Given task a: Quote the page on the Maine IEP process word for word, in full.

:: Page

The Maine IEP Process: Timelines, Steps, and MUSER Requirements
The Maine IEP process is more tightly regulated than in most states. MUSER Chapter 101 sets specific timelines at every stage — from when a referral triggers team action, to how many days the district has to complete evaluations, to when reports must be shared with parents before a meeting. These deadlines are not guidelines. They are legally enforceable obligations.
Most Maine parents enter this process without knowing the timeline exists, which means they have no way to recognize when it is being violated. Here is the complete sequence and what the law actually requires at each step.
Step 1: Making the Referral
A referral for special education evaluation can come from school staff, parents, or outside agency representatives. There is an optional Maine DOE standardized referral form, but a written letter from a parent is legally sufficient. It does not need to be formal or use legal language. What matters is that it is in writing and that it specifies your concerns.
Do not rely on verbal requests. A parent who has verbally discussed their concerns with a teacher or principal but has not submitted a written referral has not triggered the district's legal obligations. The clock does not start until the written request is received by the school.

::::
:: Data for this task

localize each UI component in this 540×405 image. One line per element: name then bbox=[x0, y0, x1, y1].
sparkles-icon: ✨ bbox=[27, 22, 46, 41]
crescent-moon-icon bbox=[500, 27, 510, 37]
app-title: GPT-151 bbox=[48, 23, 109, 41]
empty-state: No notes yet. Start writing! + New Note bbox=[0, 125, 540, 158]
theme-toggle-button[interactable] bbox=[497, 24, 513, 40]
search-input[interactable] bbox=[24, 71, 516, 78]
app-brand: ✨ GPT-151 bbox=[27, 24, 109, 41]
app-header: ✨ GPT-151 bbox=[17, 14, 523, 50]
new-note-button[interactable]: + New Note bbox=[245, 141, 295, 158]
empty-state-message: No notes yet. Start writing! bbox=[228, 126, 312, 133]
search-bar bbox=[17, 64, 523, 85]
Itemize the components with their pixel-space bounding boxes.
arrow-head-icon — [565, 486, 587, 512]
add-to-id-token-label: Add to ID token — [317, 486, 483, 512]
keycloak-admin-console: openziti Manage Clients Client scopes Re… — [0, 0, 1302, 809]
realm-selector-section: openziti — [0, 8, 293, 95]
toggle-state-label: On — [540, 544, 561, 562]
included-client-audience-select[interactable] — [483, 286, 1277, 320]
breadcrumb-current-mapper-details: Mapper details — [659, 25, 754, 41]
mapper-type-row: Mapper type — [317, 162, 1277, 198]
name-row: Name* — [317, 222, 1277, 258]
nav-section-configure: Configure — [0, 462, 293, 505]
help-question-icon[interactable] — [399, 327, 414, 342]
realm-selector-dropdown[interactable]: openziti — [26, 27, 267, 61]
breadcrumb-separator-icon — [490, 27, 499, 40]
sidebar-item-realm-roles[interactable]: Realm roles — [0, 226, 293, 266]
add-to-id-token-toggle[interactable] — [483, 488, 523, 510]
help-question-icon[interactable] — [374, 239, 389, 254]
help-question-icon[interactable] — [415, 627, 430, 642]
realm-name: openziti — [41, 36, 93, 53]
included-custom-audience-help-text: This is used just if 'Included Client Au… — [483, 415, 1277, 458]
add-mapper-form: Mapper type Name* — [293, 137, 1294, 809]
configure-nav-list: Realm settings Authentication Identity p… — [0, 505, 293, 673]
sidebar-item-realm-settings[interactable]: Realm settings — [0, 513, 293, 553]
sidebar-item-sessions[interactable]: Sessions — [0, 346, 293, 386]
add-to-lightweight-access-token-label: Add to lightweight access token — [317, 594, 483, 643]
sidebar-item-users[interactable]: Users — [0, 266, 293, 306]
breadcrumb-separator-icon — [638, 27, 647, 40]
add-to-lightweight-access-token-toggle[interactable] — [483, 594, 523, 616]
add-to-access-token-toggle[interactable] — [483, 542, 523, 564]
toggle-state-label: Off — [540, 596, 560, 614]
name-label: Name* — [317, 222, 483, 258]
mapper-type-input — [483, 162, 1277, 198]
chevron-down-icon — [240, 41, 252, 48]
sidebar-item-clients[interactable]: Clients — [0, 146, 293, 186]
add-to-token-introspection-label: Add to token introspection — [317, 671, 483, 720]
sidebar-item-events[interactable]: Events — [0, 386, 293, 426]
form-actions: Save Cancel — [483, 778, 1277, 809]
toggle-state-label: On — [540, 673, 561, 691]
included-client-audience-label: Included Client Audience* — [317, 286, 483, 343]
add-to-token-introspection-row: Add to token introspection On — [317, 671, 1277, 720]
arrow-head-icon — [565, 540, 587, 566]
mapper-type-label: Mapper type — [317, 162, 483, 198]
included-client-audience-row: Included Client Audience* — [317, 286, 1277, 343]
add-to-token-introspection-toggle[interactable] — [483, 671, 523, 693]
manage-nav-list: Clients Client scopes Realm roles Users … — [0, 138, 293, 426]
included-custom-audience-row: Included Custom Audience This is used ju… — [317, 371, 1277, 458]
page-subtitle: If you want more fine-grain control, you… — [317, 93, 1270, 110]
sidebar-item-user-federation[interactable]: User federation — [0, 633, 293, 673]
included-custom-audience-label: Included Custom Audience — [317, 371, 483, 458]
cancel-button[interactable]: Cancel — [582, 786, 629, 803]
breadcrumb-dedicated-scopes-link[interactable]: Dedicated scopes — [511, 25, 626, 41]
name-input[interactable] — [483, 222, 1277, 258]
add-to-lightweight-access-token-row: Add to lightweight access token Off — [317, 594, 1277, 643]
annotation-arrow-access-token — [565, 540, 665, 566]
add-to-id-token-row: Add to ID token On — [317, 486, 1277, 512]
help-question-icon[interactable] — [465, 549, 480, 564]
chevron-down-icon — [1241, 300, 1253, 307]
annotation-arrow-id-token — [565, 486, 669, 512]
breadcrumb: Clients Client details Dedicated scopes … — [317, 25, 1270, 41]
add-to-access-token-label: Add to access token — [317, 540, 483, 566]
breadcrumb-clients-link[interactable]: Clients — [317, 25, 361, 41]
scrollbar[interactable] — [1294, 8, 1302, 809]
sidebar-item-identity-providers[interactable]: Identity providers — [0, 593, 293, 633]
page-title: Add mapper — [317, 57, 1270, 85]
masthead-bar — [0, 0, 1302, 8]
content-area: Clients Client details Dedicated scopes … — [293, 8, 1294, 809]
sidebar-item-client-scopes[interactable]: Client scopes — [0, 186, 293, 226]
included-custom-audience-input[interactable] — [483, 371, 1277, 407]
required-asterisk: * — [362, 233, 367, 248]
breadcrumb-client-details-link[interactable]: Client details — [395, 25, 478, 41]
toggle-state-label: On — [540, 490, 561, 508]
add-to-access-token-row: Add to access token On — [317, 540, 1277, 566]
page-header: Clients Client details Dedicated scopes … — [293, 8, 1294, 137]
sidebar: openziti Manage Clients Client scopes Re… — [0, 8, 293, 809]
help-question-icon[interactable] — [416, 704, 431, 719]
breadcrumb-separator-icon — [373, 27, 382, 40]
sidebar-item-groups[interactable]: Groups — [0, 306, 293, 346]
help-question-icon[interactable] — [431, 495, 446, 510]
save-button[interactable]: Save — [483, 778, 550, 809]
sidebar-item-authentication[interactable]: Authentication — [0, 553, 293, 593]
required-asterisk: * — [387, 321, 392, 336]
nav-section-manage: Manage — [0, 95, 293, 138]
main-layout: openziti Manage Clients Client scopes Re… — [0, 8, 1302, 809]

::::

Given task b: Print the part of the entries that opens with their first line and closes with the line containing "breadcrumb-current-mapper-details: Mapper details", keeping every line exactly as it appears.

Task solution a:
The Maine IEP Process: Timelines, Steps, and MUSER Requirements
The Maine IEP process is more tightly regulated than in most states. MUSER Chapter 101 sets specific timelines at every stage — from when a referral triggers team action, to how many days the district has to complete evaluations, to when reports must be shared with parents before a meeting. These deadlines are not guidelines. They are legally enforceable obligations.
Most Maine parents enter this process without knowing the timeline exists, which means they have no way to recognize when it is being violated. Here is the complete sequence and what the law actually requires at each step.
Step 1: Making the Referral
A referral for special education evaluation can come from school staff, parents, or outside agency representatives. There is an optional Maine DOE standardized referral form, but a written letter from a parent is legally sufficient. It does not need to be formal or use legal language. What matters is that it is in writing and that it specifies your concerns.
Do not rely on verbal requests. A parent who has verbally discussed their concerns with a teacher or principal but has not submitted a written referral has not triggered the district's legal obligations. The clock does not start until the written request is received by the school.

Task solution b:
localize each UI component in this 540×405 image. One line per element: name then bbox=[x0, y0, x1, y1].
sparkles-icon: ✨ bbox=[27, 22, 46, 41]
crescent-moon-icon bbox=[500, 27, 510, 37]
app-title: GPT-151 bbox=[48, 23, 109, 41]
empty-state: No notes yet. Start writing! + New Note bbox=[0, 125, 540, 158]
theme-toggle-button[interactable] bbox=[497, 24, 513, 40]
search-input[interactable] bbox=[24, 71, 516, 78]
app-brand: ✨ GPT-151 bbox=[27, 24, 109, 41]
app-header: ✨ GPT-151 bbox=[17, 14, 523, 50]
new-note-button[interactable]: + New Note bbox=[245, 141, 295, 158]
empty-state-message: No notes yet. Start writing! bbox=[228, 126, 312, 133]
search-bar bbox=[17, 64, 523, 85]
Itemize the components with their pixel-space bounding boxes.
arrow-head-icon — [565, 486, 587, 512]
add-to-id-token-label: Add to ID token — [317, 486, 483, 512]
keycloak-admin-console: openziti Manage Clients Client scopes Re… — [0, 0, 1302, 809]
realm-selector-section: openziti — [0, 8, 293, 95]
toggle-state-label: On — [540, 544, 561, 562]
included-client-audience-select[interactable] — [483, 286, 1277, 320]
breadcrumb-current-mapper-details: Mapper details — [659, 25, 754, 41]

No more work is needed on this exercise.